Figure data in JSON
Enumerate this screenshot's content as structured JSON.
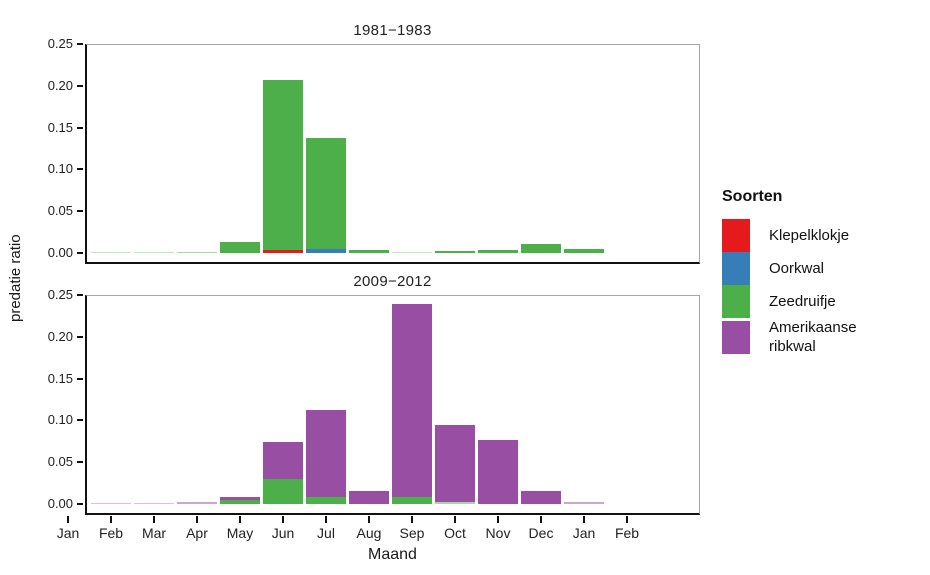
{
  "figure": {
    "ylabel": "predatie ratio",
    "xlabel": "Maand",
    "legend": {
      "title": "Soorten",
      "entries": [
        {
          "label": "Klepelklokje",
          "color": "#e41a1c"
        },
        {
          "label": "Oorkwal",
          "color": "#377eb8"
        },
        {
          "label": "Zeedruifje",
          "color": "#4daf4a"
        },
        {
          "label": "Amerikaanse ribkwal",
          "color": "#984ea3"
        }
      ]
    },
    "colors": {
      "axis": "#111111",
      "panel_border": "#a6a6a6",
      "background": "#ffffff"
    }
  },
  "chart_data": [
    {
      "type": "bar",
      "stacked": true,
      "title": "1981−1983",
      "categories": [
        "Jan",
        "Feb",
        "Mar",
        "Apr",
        "May",
        "Jun",
        "Jul",
        "Aug",
        "Sep",
        "Oct",
        "Nov",
        "Dec",
        "Jan",
        "Feb"
      ],
      "series": [
        {
          "name": "Klepelklokje",
          "color": "#e41a1c",
          "values": [
            0,
            0,
            0,
            0,
            0,
            0.004,
            0,
            0,
            0,
            0,
            0,
            0,
            0,
            0
          ]
        },
        {
          "name": "Oorkwal",
          "color": "#377eb8",
          "values": [
            0,
            0,
            0,
            0,
            0,
            0,
            0.005,
            0,
            0,
            0,
            0,
            0,
            0,
            0
          ]
        },
        {
          "name": "Zeedruifje",
          "color": "#4daf4a",
          "values": [
            0,
            0.001,
            0.001,
            0.0015,
            0.013,
            0.203,
            0.133,
            0.004,
            0.001,
            0.003,
            0.004,
            0.011,
            0.005,
            0
          ]
        },
        {
          "name": "Amerikaanse ribkwal",
          "color": "#984ea3",
          "values": [
            0,
            0,
            0,
            0,
            0,
            0,
            0,
            0,
            0,
            0,
            0,
            0,
            0,
            0
          ]
        }
      ],
      "ylabel": "predatie ratio",
      "xlabel": "Maand",
      "ylim": [
        0,
        0.25
      ],
      "yticks": [
        0,
        0.05,
        0.1,
        0.15,
        0.2,
        0.25
      ],
      "grid": false,
      "legend_position": "right"
    },
    {
      "type": "bar",
      "stacked": true,
      "title": "2009−2012",
      "categories": [
        "Jan",
        "Feb",
        "Mar",
        "Apr",
        "May",
        "Jun",
        "Jul",
        "Aug",
        "Sep",
        "Oct",
        "Nov",
        "Dec",
        "Jan",
        "Feb"
      ],
      "series": [
        {
          "name": "Klepelklokje",
          "color": "#e41a1c",
          "values": [
            0,
            0,
            0,
            0,
            0,
            0,
            0,
            0,
            0,
            0,
            0,
            0,
            0,
            0
          ]
        },
        {
          "name": "Oorkwal",
          "color": "#377eb8",
          "values": [
            0,
            0,
            0,
            0,
            0,
            0,
            0,
            0,
            0,
            0,
            0,
            0,
            0,
            0
          ]
        },
        {
          "name": "Zeedruifje",
          "color": "#4daf4a",
          "values": [
            0,
            0,
            0,
            0,
            0.005,
            0.03,
            0.008,
            0,
            0.008,
            0.002,
            0,
            0,
            0,
            0
          ]
        },
        {
          "name": "Amerikaanse ribkwal",
          "color": "#984ea3",
          "values": [
            0,
            0.001,
            0.001,
            0.002,
            0.003,
            0.044,
            0.105,
            0.016,
            0.231,
            0.092,
            0.077,
            0.016,
            0.002,
            0
          ]
        }
      ],
      "ylabel": "predatie ratio",
      "xlabel": "Maand",
      "ylim": [
        0,
        0.25
      ],
      "yticks": [
        0,
        0.05,
        0.1,
        0.15,
        0.2,
        0.25
      ],
      "grid": false,
      "legend_position": "right"
    }
  ]
}
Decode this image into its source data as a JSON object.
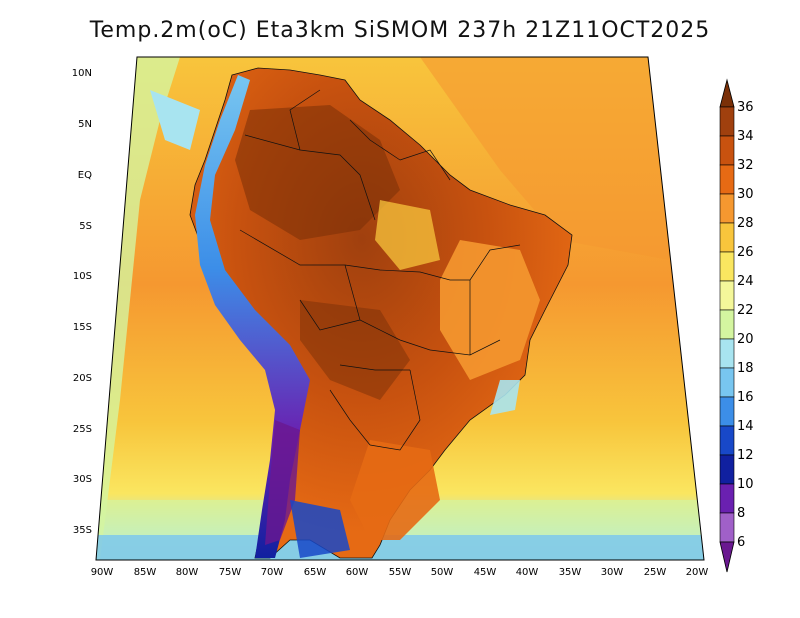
{
  "title": "Temp.2m(oC) Eta3km SiSMOM 237h 21Z11OCT2025",
  "axes": {
    "latitudes": [
      "10N",
      "5N",
      "EQ",
      "5S",
      "10S",
      "15S",
      "20S",
      "25S",
      "30S",
      "35S"
    ],
    "longitudes": [
      "90W",
      "85W",
      "80W",
      "75W",
      "70W",
      "65W",
      "60W",
      "55W",
      "50W",
      "45W",
      "40W",
      "35W",
      "30W",
      "25W",
      "20W"
    ]
  },
  "colorbar": {
    "labels": [
      "36",
      "34",
      "32",
      "30",
      "28",
      "26",
      "24",
      "22",
      "20",
      "18",
      "16",
      "14",
      "12",
      "10",
      "8",
      "6"
    ],
    "colors": [
      "#7a3008",
      "#a0400e",
      "#c8520f",
      "#e66a14",
      "#f59830",
      "#f8c53c",
      "#fae660",
      "#f4f79a",
      "#d4f5a0",
      "#a8e4f0",
      "#78c6f0",
      "#3c8ee8",
      "#1848c8",
      "#1020a0",
      "#6a20b0",
      "#a060c8",
      "#6a1890"
    ]
  }
}
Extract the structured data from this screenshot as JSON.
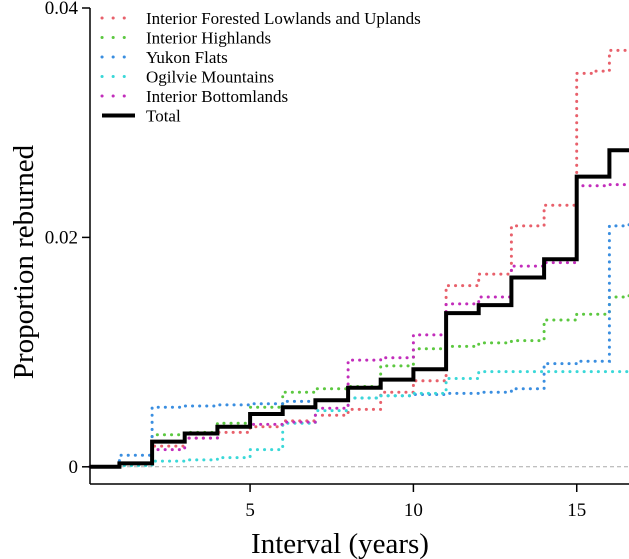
{
  "chart_data": {
    "type": "line",
    "step": true,
    "xlabel": "Interval (years)",
    "ylabel": "Proportion reburned",
    "xlim": [
      0.1,
      16.6
    ],
    "ylim": [
      -0.0015,
      0.04
    ],
    "x_ticks": [
      5,
      10,
      15
    ],
    "x_tick_labels": [
      "5",
      "10",
      "15"
    ],
    "y_ticks": [
      0,
      0.02,
      0.04
    ],
    "y_tick_labels": [
      "0",
      "0.02",
      "0.04"
    ],
    "zero_reference_line": true,
    "legend_position": "top-left",
    "grid": false,
    "series": [
      {
        "name": "Interior Forested Lowlands and Uplands",
        "color": "#e8606b",
        "style": "dotted",
        "x": [
          0.1,
          1,
          2,
          3,
          4,
          5,
          6,
          7,
          8,
          9,
          10,
          11,
          12,
          13,
          14,
          15,
          15.5,
          16,
          16.6
        ],
        "y": [
          0,
          0.0003,
          0.0018,
          0.0025,
          0.003,
          0.0035,
          0.004,
          0.0045,
          0.005,
          0.0065,
          0.0075,
          0.0158,
          0.0168,
          0.021,
          0.0228,
          0.0343,
          0.0345,
          0.0363,
          0.0363
        ]
      },
      {
        "name": "Interior Highlands",
        "color": "#5cc840",
        "style": "dotted",
        "x": [
          0.1,
          1,
          2,
          3,
          4,
          5,
          6,
          7,
          8,
          9,
          10,
          11,
          12,
          13,
          14,
          15,
          16,
          16.6
        ],
        "y": [
          0,
          0.0003,
          0.0028,
          0.003,
          0.0038,
          0.0052,
          0.0065,
          0.0068,
          0.007,
          0.0088,
          0.0103,
          0.0105,
          0.0108,
          0.011,
          0.0128,
          0.0133,
          0.0148,
          0.0152
        ]
      },
      {
        "name": "Yukon Flats",
        "color": "#3a8ee0",
        "style": "dotted",
        "x": [
          0.1,
          0.5,
          1,
          2,
          3,
          4,
          5,
          6,
          7,
          8,
          9,
          10,
          11,
          12,
          13,
          14,
          15,
          16,
          16.6
        ],
        "y": [
          0,
          0,
          0.001,
          0.0052,
          0.0053,
          0.0054,
          0.0055,
          0.0057,
          0.0058,
          0.006,
          0.0062,
          0.0063,
          0.0064,
          0.0065,
          0.0068,
          0.009,
          0.0092,
          0.021,
          0.0212
        ]
      },
      {
        "name": "Ogilvie Mountains",
        "color": "#3ad8d8",
        "style": "dotted",
        "x": [
          0.1,
          1,
          2,
          3,
          4,
          5,
          6,
          7,
          8,
          9,
          10,
          11,
          12,
          13,
          14,
          15,
          16,
          16.6
        ],
        "y": [
          0,
          0.0001,
          0.0005,
          0.0006,
          0.0008,
          0.0015,
          0.0038,
          0.0049,
          0.006,
          0.0062,
          0.0064,
          0.0077,
          0.0083,
          0.0083,
          0.0083,
          0.0083,
          0.0083,
          0.0083
        ]
      },
      {
        "name": "Interior Bottomlands",
        "color": "#c22dbb",
        "style": "dotted",
        "x": [
          0.1,
          1,
          2,
          3,
          4,
          5,
          6,
          7,
          8,
          9,
          10,
          11,
          12,
          13,
          14,
          15,
          16,
          16.6
        ],
        "y": [
          0,
          0.0003,
          0.0015,
          0.0025,
          0.0035,
          0.0037,
          0.0039,
          0.0051,
          0.0093,
          0.0095,
          0.0115,
          0.0142,
          0.0148,
          0.0175,
          0.0178,
          0.0245,
          0.0246,
          0.0248
        ]
      },
      {
        "name": "Total",
        "color": "#000000",
        "style": "solid",
        "x": [
          0.1,
          1,
          2,
          3,
          4,
          5,
          6,
          7,
          8,
          9,
          10,
          11,
          12,
          13,
          14,
          15,
          16,
          16.6
        ],
        "y": [
          0,
          0.0003,
          0.0022,
          0.0029,
          0.0035,
          0.0046,
          0.0052,
          0.0058,
          0.0069,
          0.0076,
          0.0085,
          0.0134,
          0.0141,
          0.0165,
          0.0181,
          0.0253,
          0.0276,
          0.0276
        ]
      }
    ]
  }
}
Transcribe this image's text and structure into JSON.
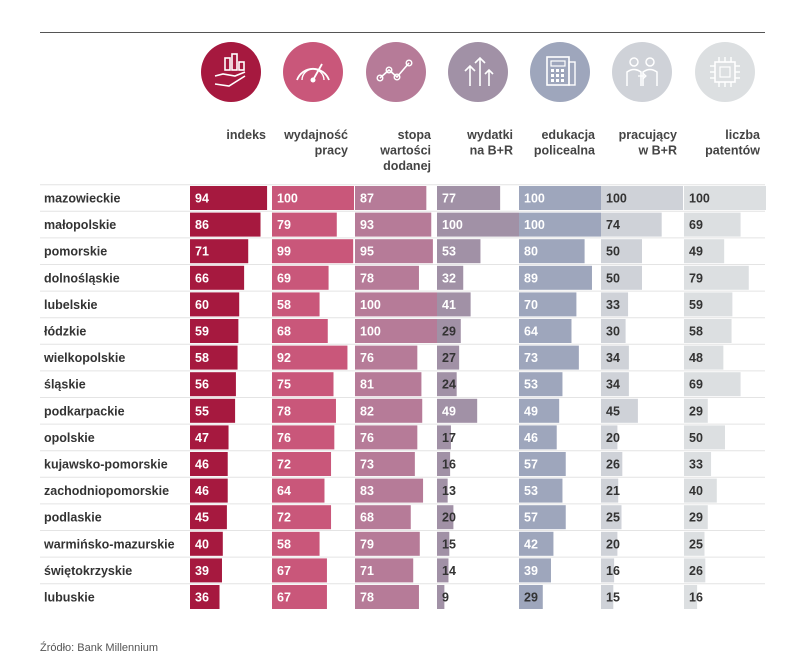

Your instructions: Collect from the data above every line that includes "screenshot".

Solution for this problem:
Enumerate this screenshot's content as structured JSON.
Extract the structured data from this screenshot as JSON.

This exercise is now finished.